**Your goal**
Identify each line in the records below that contains the word "title", and copy it.

**Record set**

****************************************

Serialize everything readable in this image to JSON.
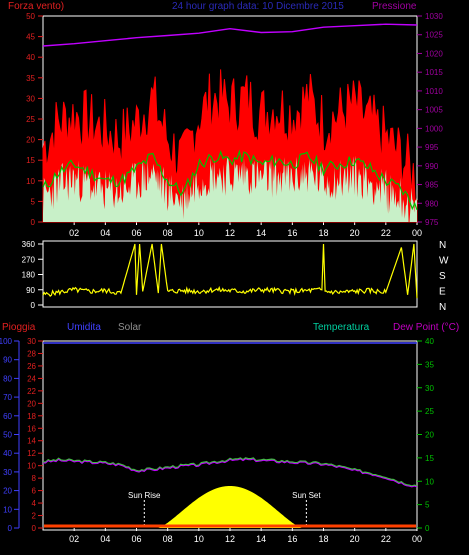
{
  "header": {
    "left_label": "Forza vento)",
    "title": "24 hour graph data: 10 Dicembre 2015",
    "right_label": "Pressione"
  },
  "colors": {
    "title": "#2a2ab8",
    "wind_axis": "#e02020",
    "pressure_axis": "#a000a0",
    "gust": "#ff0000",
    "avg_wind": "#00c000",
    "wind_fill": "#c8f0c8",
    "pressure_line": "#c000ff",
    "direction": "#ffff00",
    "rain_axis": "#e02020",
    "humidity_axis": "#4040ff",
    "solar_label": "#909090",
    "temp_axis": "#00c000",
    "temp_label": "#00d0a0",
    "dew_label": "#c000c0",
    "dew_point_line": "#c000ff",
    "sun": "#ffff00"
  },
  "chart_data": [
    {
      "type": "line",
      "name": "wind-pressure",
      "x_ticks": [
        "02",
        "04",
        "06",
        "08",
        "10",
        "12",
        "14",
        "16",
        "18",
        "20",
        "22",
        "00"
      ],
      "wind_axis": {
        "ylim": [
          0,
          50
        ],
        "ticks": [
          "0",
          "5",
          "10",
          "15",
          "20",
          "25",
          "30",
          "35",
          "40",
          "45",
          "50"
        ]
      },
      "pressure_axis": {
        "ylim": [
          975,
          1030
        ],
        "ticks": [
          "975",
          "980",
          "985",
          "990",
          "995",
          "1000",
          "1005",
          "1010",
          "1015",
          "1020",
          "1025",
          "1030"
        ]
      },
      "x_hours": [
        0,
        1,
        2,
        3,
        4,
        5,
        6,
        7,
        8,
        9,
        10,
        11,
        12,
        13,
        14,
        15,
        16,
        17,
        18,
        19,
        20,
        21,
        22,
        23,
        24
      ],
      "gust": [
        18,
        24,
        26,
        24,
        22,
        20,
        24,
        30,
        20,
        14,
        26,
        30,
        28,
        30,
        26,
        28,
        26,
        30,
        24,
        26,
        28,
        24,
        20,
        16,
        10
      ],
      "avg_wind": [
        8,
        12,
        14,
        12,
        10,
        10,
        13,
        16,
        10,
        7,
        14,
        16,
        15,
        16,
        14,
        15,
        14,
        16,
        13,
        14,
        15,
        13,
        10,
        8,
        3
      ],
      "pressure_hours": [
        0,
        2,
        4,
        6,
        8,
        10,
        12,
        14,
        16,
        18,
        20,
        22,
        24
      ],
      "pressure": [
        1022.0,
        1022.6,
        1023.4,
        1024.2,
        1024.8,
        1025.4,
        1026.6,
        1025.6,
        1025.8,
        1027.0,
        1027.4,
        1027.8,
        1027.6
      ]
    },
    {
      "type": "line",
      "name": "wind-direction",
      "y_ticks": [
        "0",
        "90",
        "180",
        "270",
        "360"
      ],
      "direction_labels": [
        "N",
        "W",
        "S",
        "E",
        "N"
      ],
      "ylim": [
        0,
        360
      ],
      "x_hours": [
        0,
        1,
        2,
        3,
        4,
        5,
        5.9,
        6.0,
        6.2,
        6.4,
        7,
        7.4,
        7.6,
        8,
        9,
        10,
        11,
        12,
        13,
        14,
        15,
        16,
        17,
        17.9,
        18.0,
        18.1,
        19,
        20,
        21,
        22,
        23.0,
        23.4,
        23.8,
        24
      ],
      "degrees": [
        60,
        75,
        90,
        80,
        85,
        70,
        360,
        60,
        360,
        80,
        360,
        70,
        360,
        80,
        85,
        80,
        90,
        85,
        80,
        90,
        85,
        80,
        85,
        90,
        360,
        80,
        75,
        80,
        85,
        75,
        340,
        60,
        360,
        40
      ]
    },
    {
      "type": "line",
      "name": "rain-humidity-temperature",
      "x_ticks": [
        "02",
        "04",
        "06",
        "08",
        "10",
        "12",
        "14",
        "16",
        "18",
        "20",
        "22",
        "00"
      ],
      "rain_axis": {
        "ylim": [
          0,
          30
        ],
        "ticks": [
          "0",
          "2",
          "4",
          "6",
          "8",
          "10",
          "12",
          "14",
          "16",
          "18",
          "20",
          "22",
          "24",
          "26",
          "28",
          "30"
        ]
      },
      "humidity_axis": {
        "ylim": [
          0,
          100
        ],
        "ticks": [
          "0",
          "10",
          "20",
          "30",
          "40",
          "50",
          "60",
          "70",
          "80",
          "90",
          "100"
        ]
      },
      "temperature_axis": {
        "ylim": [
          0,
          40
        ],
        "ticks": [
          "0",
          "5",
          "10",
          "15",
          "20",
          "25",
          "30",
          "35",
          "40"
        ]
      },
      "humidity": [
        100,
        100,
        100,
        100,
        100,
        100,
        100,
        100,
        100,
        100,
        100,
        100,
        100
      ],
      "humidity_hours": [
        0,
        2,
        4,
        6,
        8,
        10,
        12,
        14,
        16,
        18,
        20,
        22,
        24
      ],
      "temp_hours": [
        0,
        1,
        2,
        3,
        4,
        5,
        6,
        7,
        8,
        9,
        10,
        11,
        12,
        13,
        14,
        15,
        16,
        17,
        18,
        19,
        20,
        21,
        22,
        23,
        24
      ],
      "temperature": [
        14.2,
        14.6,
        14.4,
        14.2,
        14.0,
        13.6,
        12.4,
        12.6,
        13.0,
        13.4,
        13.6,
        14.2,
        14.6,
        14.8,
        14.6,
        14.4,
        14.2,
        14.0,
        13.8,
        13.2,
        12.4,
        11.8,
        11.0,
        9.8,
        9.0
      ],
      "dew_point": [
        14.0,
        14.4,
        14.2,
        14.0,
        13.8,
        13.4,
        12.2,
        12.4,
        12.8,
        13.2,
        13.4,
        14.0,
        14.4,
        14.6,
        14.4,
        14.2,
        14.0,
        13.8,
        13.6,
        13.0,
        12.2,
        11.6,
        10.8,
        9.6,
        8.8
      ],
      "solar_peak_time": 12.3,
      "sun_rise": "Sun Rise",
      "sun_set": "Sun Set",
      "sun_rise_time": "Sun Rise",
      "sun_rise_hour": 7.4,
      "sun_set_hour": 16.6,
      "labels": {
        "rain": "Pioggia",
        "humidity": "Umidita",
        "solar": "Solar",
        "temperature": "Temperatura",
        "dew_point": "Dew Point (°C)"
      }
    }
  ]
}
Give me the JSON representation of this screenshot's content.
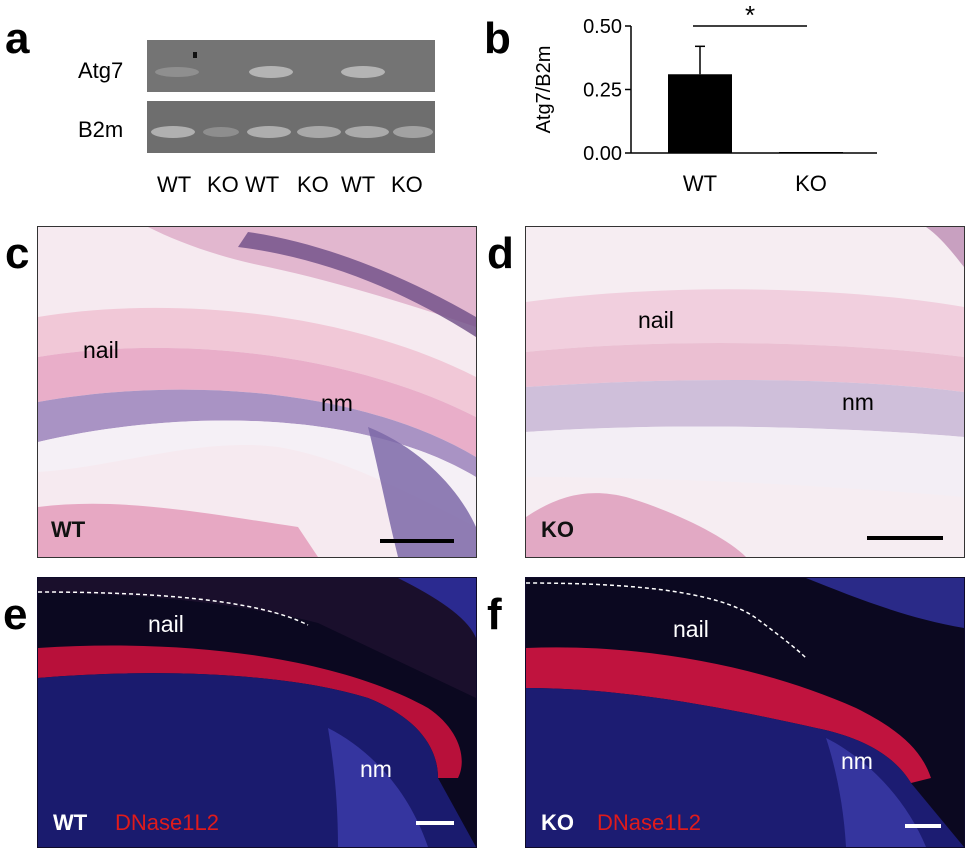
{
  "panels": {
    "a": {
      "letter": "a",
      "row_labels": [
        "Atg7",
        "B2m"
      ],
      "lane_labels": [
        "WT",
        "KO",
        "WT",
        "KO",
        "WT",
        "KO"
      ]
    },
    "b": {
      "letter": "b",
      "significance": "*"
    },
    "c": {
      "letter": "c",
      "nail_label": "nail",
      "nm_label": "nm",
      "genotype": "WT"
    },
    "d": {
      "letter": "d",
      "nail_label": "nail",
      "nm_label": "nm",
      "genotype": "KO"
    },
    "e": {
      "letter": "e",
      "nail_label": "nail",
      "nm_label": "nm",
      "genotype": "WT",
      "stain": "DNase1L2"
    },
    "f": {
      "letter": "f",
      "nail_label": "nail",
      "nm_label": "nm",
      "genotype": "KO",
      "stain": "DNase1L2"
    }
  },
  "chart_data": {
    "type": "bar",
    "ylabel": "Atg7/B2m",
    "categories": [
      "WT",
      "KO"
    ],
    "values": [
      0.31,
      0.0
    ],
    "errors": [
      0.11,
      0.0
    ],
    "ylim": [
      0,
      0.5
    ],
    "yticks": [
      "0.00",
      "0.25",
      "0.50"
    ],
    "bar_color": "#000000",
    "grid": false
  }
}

****************************************

**Output for this exercise**
    "title": "24 hour graph data: 10 Dicembre 2015",
    "title": "#2a2ab8",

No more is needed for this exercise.